◆ Aim of the exercise
Locate each line holding the string "SANDWICHES" and copy it.

── Data to use

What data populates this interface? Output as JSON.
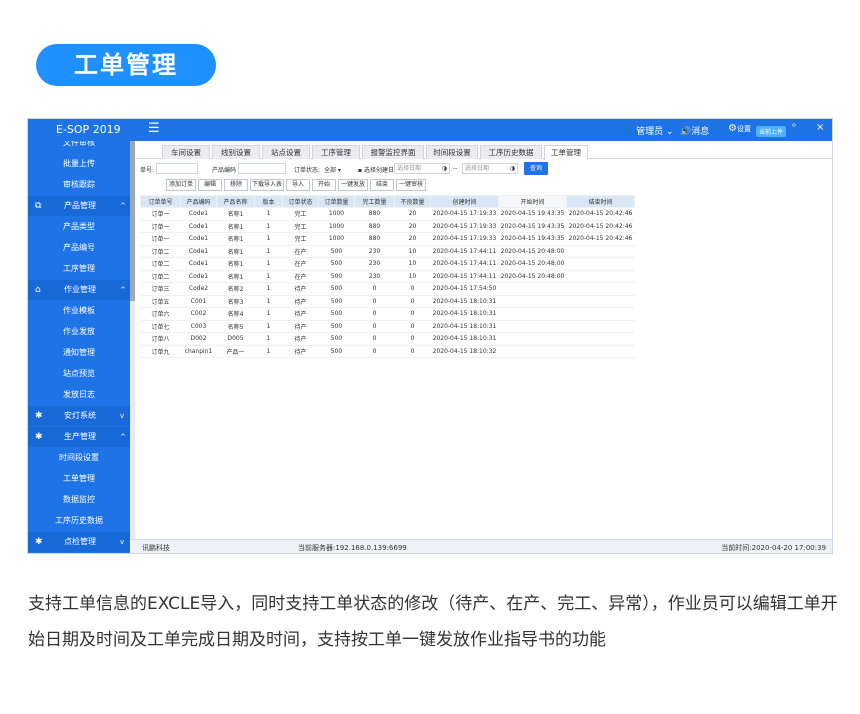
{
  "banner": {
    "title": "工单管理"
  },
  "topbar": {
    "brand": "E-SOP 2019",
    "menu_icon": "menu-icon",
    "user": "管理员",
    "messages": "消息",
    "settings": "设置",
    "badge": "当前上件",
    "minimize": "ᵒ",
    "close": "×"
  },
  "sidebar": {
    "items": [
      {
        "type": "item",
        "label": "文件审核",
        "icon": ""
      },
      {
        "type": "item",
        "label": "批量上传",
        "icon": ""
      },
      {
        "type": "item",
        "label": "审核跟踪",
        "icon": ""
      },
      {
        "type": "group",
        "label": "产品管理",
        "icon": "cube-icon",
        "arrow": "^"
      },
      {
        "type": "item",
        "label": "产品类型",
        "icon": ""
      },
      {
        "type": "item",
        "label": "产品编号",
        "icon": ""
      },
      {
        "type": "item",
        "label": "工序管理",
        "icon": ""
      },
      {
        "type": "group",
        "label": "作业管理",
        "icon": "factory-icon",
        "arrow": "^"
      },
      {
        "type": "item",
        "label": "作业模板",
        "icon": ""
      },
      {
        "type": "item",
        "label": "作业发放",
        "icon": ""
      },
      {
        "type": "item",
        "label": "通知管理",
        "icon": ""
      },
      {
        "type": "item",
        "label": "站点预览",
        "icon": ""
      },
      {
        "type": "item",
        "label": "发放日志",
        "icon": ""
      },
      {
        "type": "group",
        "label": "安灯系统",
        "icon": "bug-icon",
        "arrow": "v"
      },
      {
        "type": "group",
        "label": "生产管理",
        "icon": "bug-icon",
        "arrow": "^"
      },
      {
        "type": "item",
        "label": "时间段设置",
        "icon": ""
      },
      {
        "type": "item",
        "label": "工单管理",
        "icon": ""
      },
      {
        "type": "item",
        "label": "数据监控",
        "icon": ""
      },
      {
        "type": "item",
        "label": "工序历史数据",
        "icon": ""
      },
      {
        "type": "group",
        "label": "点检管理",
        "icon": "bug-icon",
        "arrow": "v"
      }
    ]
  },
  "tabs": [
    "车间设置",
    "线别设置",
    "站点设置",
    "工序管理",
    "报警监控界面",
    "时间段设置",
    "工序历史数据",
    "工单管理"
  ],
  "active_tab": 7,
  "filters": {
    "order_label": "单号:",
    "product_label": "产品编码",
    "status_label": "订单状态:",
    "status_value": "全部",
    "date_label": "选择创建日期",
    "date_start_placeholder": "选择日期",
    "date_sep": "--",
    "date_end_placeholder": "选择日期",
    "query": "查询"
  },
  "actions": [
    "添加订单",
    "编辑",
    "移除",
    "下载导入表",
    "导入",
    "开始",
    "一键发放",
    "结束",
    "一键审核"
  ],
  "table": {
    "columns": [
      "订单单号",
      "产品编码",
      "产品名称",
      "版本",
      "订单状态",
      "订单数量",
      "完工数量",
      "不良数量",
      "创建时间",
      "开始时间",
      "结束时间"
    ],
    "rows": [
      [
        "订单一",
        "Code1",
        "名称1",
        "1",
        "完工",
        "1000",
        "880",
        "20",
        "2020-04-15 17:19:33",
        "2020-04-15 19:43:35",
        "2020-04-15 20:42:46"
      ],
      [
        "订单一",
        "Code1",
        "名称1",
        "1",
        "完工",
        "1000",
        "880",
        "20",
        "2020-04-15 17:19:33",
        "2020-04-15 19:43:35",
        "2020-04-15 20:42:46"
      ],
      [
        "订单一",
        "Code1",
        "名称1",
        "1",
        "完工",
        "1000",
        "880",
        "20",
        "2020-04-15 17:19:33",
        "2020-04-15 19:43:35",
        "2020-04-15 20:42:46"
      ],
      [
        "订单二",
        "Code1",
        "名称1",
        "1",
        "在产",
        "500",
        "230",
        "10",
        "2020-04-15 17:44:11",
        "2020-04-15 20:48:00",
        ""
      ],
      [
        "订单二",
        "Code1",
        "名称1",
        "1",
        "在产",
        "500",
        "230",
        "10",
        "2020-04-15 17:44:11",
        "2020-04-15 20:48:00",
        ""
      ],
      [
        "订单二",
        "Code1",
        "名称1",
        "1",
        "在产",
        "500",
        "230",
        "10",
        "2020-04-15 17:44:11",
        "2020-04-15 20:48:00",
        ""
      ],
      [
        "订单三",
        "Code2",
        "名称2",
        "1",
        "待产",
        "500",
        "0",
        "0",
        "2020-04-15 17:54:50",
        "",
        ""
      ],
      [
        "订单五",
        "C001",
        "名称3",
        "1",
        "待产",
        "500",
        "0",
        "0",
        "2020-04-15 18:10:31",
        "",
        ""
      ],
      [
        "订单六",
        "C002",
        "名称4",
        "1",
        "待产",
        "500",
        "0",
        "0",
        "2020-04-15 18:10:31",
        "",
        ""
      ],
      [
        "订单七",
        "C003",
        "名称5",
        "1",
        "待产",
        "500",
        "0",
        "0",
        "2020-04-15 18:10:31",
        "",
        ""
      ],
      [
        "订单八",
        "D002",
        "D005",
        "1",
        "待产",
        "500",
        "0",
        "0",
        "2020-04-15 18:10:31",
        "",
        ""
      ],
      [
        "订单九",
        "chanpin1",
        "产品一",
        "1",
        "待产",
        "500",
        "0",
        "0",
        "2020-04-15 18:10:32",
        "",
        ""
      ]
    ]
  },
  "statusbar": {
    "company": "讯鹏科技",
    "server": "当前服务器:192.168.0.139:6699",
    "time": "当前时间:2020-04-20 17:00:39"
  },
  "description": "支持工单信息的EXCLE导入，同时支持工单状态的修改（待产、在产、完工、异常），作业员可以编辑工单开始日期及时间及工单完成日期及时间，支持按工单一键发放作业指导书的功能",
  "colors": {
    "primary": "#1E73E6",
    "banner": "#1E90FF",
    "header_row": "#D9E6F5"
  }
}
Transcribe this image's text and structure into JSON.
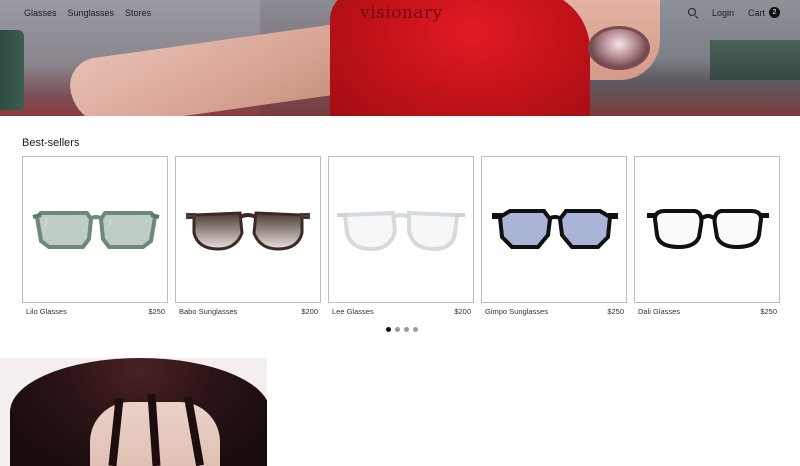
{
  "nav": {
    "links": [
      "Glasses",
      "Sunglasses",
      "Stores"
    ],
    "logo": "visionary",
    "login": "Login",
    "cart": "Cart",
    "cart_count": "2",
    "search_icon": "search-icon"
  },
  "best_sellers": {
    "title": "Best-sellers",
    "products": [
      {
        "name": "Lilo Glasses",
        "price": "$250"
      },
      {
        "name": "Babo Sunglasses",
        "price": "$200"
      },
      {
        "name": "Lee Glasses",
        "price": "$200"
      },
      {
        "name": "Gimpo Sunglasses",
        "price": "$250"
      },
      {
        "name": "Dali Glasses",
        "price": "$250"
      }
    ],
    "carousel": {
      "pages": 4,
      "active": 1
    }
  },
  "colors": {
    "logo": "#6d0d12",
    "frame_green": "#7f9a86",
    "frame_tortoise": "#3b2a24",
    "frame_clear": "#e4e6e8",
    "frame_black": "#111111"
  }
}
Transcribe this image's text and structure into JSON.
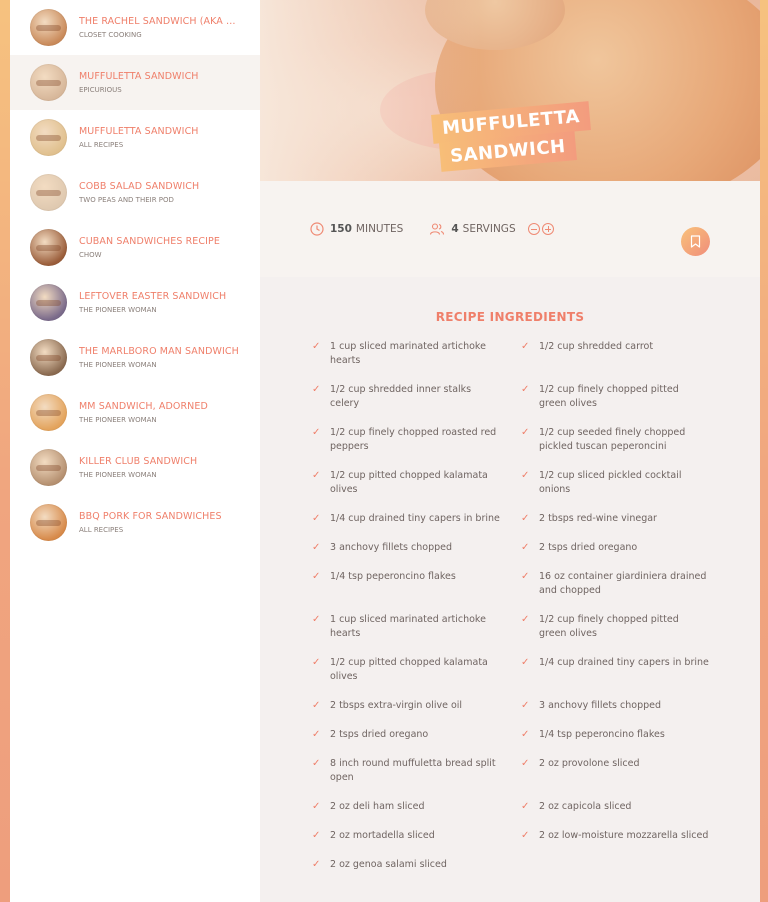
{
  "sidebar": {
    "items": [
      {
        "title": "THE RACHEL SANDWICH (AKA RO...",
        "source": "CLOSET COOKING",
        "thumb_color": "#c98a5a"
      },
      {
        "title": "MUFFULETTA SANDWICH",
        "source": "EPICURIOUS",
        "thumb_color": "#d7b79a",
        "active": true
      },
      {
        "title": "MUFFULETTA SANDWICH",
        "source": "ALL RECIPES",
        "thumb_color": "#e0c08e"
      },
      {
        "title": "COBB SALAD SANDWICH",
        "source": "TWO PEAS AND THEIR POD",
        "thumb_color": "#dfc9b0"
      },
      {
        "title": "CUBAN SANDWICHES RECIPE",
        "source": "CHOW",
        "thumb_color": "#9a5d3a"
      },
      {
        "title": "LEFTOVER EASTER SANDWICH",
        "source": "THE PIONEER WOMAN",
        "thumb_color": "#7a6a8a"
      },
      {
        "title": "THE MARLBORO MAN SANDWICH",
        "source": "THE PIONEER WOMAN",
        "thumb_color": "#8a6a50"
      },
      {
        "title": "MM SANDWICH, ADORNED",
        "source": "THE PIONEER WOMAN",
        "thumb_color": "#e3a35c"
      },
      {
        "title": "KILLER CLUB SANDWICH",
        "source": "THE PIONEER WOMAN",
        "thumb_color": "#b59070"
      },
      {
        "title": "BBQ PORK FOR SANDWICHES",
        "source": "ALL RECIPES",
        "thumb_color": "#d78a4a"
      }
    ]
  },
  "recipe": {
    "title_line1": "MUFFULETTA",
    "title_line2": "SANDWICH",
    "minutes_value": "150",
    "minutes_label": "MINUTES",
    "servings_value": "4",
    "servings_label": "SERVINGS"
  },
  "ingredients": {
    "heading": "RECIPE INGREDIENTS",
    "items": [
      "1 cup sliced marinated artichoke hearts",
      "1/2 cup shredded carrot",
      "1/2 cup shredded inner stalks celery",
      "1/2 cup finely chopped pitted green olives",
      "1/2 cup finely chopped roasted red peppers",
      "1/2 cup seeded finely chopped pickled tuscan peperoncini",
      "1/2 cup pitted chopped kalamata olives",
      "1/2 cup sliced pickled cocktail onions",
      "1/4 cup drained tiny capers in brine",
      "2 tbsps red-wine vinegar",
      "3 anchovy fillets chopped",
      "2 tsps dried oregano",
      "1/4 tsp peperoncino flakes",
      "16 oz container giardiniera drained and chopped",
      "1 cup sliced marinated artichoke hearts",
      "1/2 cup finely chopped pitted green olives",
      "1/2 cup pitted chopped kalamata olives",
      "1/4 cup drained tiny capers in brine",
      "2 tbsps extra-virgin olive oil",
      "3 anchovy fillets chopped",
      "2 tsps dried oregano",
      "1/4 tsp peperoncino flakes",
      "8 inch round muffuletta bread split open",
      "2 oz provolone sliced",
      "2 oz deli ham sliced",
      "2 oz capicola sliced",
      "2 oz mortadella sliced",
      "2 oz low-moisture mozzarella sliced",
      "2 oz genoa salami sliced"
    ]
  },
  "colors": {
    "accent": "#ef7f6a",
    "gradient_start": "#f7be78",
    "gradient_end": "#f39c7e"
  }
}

────

◆ Complete output
        "title": "CUBAN SANDWICHES RECIPE",
        "title": "BBQ PORK FOR SANDWICHES",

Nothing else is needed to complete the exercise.